Brief |
Gather every line that includes the word "Length", please.
§
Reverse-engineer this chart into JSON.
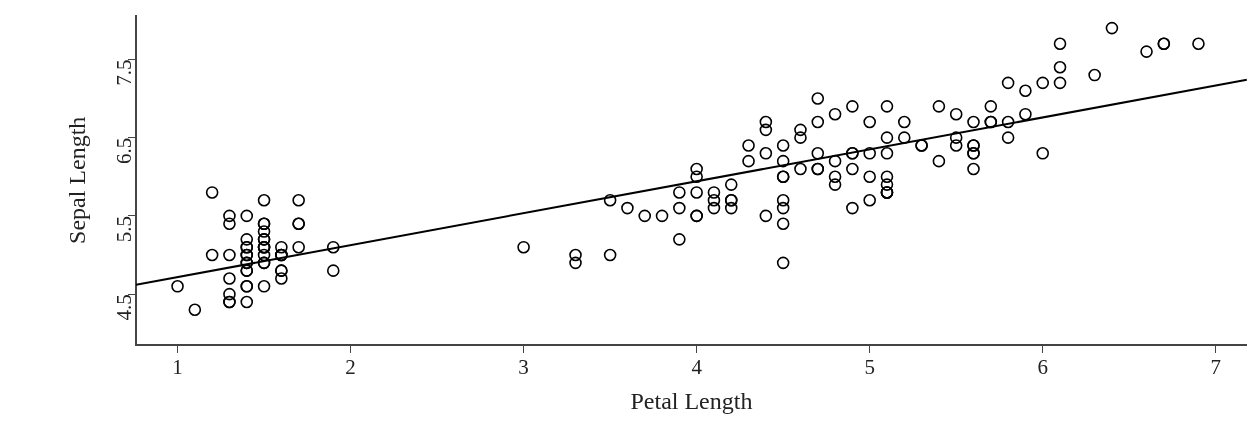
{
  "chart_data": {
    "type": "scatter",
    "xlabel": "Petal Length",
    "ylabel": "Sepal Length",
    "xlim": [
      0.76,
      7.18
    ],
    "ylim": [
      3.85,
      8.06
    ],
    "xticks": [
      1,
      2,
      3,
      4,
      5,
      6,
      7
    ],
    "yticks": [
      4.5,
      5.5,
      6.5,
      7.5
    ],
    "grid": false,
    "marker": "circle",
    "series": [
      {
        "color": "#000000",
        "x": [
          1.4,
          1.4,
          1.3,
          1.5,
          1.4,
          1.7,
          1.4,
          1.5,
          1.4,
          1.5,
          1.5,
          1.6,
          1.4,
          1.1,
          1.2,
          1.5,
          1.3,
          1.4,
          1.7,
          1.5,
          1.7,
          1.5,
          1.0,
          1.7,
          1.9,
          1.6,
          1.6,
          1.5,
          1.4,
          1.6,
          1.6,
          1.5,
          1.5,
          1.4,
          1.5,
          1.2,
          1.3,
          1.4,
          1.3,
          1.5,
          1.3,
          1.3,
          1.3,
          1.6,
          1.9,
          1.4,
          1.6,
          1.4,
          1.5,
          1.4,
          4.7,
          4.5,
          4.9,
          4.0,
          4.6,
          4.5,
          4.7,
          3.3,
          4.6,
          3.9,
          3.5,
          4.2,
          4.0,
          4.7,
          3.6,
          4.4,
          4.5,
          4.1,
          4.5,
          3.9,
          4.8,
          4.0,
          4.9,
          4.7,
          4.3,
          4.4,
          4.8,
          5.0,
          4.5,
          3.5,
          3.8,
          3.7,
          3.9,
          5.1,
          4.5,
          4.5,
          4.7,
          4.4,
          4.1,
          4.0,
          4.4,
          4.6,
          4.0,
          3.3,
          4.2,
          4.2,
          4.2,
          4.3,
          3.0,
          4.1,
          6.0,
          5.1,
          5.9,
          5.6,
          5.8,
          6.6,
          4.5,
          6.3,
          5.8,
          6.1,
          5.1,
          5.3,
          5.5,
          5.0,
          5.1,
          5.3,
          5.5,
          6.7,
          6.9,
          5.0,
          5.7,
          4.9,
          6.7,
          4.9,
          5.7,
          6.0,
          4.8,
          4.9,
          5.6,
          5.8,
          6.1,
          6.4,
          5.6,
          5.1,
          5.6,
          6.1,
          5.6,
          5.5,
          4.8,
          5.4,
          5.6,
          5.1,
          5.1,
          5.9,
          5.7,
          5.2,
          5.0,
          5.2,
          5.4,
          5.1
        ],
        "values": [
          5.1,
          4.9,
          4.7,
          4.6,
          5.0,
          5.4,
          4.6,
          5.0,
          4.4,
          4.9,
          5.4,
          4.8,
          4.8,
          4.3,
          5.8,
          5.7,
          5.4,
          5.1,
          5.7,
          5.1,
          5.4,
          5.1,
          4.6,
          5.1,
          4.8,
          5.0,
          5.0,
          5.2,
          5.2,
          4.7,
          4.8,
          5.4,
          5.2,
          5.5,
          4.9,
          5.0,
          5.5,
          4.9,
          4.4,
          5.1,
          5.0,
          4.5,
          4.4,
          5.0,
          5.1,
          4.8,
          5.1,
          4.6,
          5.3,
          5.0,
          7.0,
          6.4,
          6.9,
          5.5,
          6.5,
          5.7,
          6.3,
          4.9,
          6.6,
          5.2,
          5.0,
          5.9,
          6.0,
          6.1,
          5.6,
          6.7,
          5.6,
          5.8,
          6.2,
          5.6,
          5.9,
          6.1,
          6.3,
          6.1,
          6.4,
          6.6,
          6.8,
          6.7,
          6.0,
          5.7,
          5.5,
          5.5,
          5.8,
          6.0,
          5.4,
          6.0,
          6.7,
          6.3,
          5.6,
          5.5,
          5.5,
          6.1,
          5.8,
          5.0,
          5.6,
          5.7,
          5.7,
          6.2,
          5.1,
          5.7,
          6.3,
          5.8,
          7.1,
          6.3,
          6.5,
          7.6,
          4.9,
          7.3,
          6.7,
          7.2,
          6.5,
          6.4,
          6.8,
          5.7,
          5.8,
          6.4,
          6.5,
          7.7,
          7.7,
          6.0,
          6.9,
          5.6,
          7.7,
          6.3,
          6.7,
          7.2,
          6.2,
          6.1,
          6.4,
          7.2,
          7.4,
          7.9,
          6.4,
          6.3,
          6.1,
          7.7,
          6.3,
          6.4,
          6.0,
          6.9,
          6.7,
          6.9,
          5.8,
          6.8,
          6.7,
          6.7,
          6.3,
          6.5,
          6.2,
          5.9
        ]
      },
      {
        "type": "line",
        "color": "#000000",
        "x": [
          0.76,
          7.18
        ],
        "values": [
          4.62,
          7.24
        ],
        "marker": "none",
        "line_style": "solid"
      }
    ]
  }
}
§
Response to the exercise |
    "xlabel": "Petal Length",
    "ylabel": "Sepal Length",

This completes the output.